- TASK REQUIREMENTS -
Count the lines in the entries below that contain the string "campaign", with case counting. Reply with the number alone.

- SOURCE DATA -
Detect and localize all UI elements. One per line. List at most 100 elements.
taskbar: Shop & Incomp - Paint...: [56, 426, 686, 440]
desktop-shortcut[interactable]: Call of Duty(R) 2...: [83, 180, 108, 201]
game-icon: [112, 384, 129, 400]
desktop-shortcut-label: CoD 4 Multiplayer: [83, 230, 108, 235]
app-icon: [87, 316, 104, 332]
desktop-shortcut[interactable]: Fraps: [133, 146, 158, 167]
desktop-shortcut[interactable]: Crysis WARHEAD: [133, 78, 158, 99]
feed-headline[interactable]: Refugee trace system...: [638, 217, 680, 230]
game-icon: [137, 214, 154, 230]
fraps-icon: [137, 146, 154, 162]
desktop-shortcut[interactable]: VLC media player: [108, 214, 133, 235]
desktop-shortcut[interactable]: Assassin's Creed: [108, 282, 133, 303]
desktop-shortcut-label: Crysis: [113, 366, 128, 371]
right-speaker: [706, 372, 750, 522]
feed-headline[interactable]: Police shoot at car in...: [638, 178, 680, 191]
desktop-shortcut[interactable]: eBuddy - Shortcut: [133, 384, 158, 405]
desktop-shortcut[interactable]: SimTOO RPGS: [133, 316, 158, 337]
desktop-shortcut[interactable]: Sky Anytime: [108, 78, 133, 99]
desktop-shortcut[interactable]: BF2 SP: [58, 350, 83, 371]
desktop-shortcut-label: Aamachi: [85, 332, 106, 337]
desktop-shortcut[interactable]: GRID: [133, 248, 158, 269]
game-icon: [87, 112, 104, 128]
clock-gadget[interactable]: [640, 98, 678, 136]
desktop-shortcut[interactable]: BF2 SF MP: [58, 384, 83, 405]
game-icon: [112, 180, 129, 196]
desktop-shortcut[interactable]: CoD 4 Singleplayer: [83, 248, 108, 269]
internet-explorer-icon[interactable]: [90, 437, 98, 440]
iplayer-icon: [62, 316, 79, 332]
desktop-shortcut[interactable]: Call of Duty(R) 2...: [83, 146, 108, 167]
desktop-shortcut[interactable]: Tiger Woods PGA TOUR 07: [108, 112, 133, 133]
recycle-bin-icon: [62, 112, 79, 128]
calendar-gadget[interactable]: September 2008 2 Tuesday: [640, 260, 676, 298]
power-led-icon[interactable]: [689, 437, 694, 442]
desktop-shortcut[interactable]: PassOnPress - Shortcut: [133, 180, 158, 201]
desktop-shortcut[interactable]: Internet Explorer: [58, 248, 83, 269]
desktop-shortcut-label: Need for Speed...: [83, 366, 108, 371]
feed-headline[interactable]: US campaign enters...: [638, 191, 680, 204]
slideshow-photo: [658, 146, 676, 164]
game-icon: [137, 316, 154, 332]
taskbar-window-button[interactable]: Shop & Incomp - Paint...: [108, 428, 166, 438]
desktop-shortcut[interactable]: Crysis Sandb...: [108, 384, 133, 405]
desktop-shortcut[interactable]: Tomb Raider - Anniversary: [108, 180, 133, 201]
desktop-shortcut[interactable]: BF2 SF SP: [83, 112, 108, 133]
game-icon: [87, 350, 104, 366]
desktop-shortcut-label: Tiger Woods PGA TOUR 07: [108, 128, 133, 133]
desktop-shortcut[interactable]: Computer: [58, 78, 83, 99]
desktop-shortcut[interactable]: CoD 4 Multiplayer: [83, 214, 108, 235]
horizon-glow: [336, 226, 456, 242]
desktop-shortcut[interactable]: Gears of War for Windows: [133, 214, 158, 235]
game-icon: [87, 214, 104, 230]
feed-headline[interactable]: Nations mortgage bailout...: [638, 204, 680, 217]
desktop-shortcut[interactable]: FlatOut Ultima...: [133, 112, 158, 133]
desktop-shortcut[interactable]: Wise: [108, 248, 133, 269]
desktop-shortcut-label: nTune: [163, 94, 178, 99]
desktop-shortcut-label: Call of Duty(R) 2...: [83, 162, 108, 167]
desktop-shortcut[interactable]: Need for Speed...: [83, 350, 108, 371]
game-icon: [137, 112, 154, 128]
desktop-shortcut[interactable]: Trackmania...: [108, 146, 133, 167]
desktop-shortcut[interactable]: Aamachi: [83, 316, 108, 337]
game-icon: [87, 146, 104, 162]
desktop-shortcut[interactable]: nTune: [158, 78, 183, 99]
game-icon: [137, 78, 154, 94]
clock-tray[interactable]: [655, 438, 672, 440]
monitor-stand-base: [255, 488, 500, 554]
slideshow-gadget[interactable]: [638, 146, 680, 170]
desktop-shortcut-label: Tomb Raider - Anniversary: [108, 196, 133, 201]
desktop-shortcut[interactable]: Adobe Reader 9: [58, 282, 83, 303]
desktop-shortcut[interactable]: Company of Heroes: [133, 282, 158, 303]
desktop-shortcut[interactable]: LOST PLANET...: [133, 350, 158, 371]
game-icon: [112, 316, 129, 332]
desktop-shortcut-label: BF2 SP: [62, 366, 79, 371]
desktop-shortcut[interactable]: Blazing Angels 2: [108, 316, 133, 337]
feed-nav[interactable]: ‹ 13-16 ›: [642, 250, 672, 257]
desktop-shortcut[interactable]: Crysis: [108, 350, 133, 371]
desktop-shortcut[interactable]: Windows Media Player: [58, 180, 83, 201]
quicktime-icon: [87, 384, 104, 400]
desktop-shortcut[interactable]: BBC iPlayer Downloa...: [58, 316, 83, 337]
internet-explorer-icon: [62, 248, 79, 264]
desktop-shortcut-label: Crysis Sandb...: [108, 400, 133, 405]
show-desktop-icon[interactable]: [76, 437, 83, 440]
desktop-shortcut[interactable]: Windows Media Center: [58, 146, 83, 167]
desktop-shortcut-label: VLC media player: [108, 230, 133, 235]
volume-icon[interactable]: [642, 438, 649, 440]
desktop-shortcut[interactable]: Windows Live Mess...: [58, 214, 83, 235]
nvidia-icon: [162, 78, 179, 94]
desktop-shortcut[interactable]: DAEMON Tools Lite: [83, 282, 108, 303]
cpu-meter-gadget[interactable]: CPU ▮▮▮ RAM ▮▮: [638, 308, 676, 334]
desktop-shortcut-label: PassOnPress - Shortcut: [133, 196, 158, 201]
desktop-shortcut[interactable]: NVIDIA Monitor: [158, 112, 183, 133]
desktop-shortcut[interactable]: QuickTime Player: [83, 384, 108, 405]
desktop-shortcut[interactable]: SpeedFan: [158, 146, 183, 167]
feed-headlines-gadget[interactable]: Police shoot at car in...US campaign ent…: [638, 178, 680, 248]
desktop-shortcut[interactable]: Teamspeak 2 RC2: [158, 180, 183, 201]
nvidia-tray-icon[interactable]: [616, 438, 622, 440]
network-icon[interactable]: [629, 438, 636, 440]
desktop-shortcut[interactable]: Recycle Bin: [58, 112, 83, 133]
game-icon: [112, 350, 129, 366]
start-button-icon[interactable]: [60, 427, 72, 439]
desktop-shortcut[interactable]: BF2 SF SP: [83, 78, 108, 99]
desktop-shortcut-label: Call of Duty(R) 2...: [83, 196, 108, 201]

- CORRECT RESULT -
2